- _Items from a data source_
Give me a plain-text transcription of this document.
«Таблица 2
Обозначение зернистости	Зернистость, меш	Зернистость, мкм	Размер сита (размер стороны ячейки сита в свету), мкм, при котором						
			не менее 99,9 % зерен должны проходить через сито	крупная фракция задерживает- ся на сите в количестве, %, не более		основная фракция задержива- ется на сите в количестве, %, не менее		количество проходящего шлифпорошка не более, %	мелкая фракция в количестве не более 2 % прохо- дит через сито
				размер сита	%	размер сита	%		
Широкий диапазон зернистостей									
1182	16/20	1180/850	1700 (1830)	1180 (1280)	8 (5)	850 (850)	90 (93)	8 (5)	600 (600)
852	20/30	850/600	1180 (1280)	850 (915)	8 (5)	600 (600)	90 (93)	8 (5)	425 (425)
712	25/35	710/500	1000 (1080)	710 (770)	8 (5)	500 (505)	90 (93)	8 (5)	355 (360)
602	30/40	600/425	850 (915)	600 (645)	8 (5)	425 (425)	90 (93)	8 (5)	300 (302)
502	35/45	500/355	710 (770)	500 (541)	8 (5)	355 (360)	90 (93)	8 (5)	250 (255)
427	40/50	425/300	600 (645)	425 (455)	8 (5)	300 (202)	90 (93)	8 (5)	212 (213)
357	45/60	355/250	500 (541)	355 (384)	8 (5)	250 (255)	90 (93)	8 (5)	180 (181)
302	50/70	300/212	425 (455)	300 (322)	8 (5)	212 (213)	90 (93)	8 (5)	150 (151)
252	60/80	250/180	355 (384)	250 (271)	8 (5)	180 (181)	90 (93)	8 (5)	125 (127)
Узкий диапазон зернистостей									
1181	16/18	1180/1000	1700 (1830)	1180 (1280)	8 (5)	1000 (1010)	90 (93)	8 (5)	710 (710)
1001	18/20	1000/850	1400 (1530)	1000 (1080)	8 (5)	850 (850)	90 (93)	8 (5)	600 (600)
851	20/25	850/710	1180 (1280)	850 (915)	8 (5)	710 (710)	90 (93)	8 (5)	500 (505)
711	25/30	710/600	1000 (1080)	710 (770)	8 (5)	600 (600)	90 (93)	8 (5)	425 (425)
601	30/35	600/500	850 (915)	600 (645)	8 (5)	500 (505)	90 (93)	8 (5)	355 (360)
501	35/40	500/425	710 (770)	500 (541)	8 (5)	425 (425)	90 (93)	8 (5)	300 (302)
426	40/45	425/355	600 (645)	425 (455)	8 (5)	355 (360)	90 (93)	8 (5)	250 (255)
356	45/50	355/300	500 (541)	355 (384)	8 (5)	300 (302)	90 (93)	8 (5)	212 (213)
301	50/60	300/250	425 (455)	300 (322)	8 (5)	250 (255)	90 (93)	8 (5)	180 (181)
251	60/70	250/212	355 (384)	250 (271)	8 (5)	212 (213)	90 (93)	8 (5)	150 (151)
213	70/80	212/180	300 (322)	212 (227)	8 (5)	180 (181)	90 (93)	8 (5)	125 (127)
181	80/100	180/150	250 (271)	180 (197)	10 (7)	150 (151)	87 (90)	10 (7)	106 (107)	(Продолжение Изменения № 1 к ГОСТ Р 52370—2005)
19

- _Goal_
Your task is to quote all of the data word for word.

- _Full response_
Give me a plain-text transcription of this document.
«Таблица 2
Обозначение зернистости	Зернистость, меш	Зернистость, мкм	Размер сита (размер стороны ячейки сита в свету), мкм, при котором						
			не менее 99,9 % зерен должны проходить через сито	крупная фракция задерживает- ся на сите в количестве, %, не более		основная фракция задержива- ется на сите в количестве, %, не менее		количество проходящего шлифпорошка не более, %	мелкая фракция в количестве не более 2 % прохо- дит через сито
				размер сита	%	размер сита	%		
Широкий диапазон зернистостей									
1182	16/20	1180/850	1700 (1830)	1180 (1280)	8 (5)	850 (850)	90 (93)	8 (5)	600 (600)
852	20/30	850/600	1180 (1280)	850 (915)	8 (5)	600 (600)	90 (93)	8 (5)	425 (425)
712	25/35	710/500	1000 (1080)	710 (770)	8 (5)	500 (505)	90 (93)	8 (5)	355 (360)
602	30/40	600/425	850 (915)	600 (645)	8 (5)	425 (425)	90 (93)	8 (5)	300 (302)
502	35/45	500/355	710 (770)	500 (541)	8 (5)	355 (360)	90 (93)	8 (5)	250 (255)
427	40/50	425/300	600 (645)	425 (455)	8 (5)	300 (202)	90 (93)	8 (5)	212 (213)
357	45/60	355/250	500 (541)	355 (384)	8 (5)	250 (255)	90 (93)	8 (5)	180 (181)
302	50/70	300/212	425 (455)	300 (322)	8 (5)	212 (213)	90 (93)	8 (5)	150 (151)
252	60/80	250/180	355 (384)	250 (271)	8 (5)	180 (181)	90 (93)	8 (5)	125 (127)
Узкий диапазон зернистостей									
1181	16/18	1180/1000	1700 (1830)	1180 (1280)	8 (5)	1000 (1010)	90 (93)	8 (5)	710 (710)
1001	18/20	1000/850	1400 (1530)	1000 (1080)	8 (5)	850 (850)	90 (93)	8 (5)	600 (600)
851	20/25	850/710	1180 (1280)	850 (915)	8 (5)	710 (710)	90 (93)	8 (5)	500 (505)
711	25/30	710/600	1000 (1080)	710 (770)	8 (5)	600 (600)	90 (93)	8 (5)	425 (425)
601	30/35	600/500	850 (915)	600 (645)	8 (5)	500 (505)	90 (93)	8 (5)	355 (360)
501	35/40	500/425	710 (770)	500 (541)	8 (5)	425 (425)	90 (93)	8 (5)	300 (302)
426	40/45	425/355	600 (645)	425 (455)	8 (5)	355 (360)	90 (93)	8 (5)	250 (255)
356	45/50	355/300	500 (541)	355 (384)	8 (5)	300 (302)	90 (93)	8 (5)	212 (213)
301	50/60	300/250	425 (455)	300 (322)	8 (5)	250 (255)	90 (93)	8 (5)	180 (181)
251	60/70	250/212	355 (384)	250 (271)	8 (5)	212 (213)	90 (93)	8 (5)	150 (151)
213	70/80	212/180	300 (322)	212 (227)	8 (5)	180 (181)	90 (93)	8 (5)	125 (127)
181	80/100	180/150	250 (271)	180 (197)	10 (7)	150 (151)	87 (90)	10 (7)	106 (107)	(Продолжение Изменения № 1 к ГОСТ Р 52370—2005)
19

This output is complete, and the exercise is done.